* _What is being asked_
Copy the material verbatim, from its first line down through the line containing "window-top-sidelight-bedroom-1 <box>576 172", and reproduce nothing beyond that line.

* _Records to process_
===

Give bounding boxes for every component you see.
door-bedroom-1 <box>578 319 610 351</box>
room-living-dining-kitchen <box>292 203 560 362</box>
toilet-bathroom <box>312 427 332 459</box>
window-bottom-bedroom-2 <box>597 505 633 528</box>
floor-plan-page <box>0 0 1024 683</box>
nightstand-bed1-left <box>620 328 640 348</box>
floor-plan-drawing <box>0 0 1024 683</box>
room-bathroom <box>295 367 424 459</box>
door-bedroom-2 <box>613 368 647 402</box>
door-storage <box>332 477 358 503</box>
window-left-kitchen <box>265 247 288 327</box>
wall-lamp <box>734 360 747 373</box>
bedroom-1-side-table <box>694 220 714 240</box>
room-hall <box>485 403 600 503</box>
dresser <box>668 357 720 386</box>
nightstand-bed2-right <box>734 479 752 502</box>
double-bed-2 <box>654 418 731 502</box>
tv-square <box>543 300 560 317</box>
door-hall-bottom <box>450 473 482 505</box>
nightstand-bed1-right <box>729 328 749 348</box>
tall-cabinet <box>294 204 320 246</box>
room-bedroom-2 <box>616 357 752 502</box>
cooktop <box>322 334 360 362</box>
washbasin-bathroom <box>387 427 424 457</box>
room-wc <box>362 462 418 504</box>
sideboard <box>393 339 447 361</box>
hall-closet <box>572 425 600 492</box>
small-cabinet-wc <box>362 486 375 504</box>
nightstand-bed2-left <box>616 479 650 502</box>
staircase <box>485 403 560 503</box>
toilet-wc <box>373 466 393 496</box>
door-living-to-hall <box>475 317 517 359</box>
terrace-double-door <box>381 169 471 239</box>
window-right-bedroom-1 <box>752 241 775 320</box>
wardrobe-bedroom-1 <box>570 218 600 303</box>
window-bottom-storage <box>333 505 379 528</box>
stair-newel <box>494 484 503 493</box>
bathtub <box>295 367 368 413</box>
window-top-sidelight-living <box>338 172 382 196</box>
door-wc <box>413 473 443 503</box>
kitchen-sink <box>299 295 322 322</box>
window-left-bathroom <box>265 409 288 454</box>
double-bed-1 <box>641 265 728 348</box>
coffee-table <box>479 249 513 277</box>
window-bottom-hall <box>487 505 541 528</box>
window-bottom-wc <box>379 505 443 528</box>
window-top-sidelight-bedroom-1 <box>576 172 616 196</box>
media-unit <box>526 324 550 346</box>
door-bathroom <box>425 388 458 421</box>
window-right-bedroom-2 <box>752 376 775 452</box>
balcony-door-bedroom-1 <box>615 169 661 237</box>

===

* _The result_
Give bounding boxes for every component you see.
door-bedroom-1 <box>578 319 610 351</box>
room-living-dining-kitchen <box>292 203 560 362</box>
toilet-bathroom <box>312 427 332 459</box>
window-bottom-bedroom-2 <box>597 505 633 528</box>
floor-plan-page <box>0 0 1024 683</box>
nightstand-bed1-left <box>620 328 640 348</box>
floor-plan-drawing <box>0 0 1024 683</box>
room-bathroom <box>295 367 424 459</box>
door-bedroom-2 <box>613 368 647 402</box>
door-storage <box>332 477 358 503</box>
window-left-kitchen <box>265 247 288 327</box>
wall-lamp <box>734 360 747 373</box>
bedroom-1-side-table <box>694 220 714 240</box>
room-hall <box>485 403 600 503</box>
dresser <box>668 357 720 386</box>
nightstand-bed2-right <box>734 479 752 502</box>
double-bed-2 <box>654 418 731 502</box>
tv-square <box>543 300 560 317</box>
door-hall-bottom <box>450 473 482 505</box>
nightstand-bed1-right <box>729 328 749 348</box>
tall-cabinet <box>294 204 320 246</box>
room-bedroom-2 <box>616 357 752 502</box>
cooktop <box>322 334 360 362</box>
washbasin-bathroom <box>387 427 424 457</box>
room-wc <box>362 462 418 504</box>
sideboard <box>393 339 447 361</box>
hall-closet <box>572 425 600 492</box>
small-cabinet-wc <box>362 486 375 504</box>
nightstand-bed2-left <box>616 479 650 502</box>
staircase <box>485 403 560 503</box>
toilet-wc <box>373 466 393 496</box>
door-living-to-hall <box>475 317 517 359</box>
terrace-double-door <box>381 169 471 239</box>
window-right-bedroom-1 <box>752 241 775 320</box>
wardrobe-bedroom-1 <box>570 218 600 303</box>
window-bottom-storage <box>333 505 379 528</box>
stair-newel <box>494 484 503 493</box>
bathtub <box>295 367 368 413</box>
window-top-sidelight-living <box>338 172 382 196</box>
door-wc <box>413 473 443 503</box>
kitchen-sink <box>299 295 322 322</box>
window-left-bathroom <box>265 409 288 454</box>
double-bed-1 <box>641 265 728 348</box>
coffee-table <box>479 249 513 277</box>
window-bottom-hall <box>487 505 541 528</box>
window-bottom-wc <box>379 505 443 528</box>
window-top-sidelight-bedroom-1 <box>576 172 616 196</box>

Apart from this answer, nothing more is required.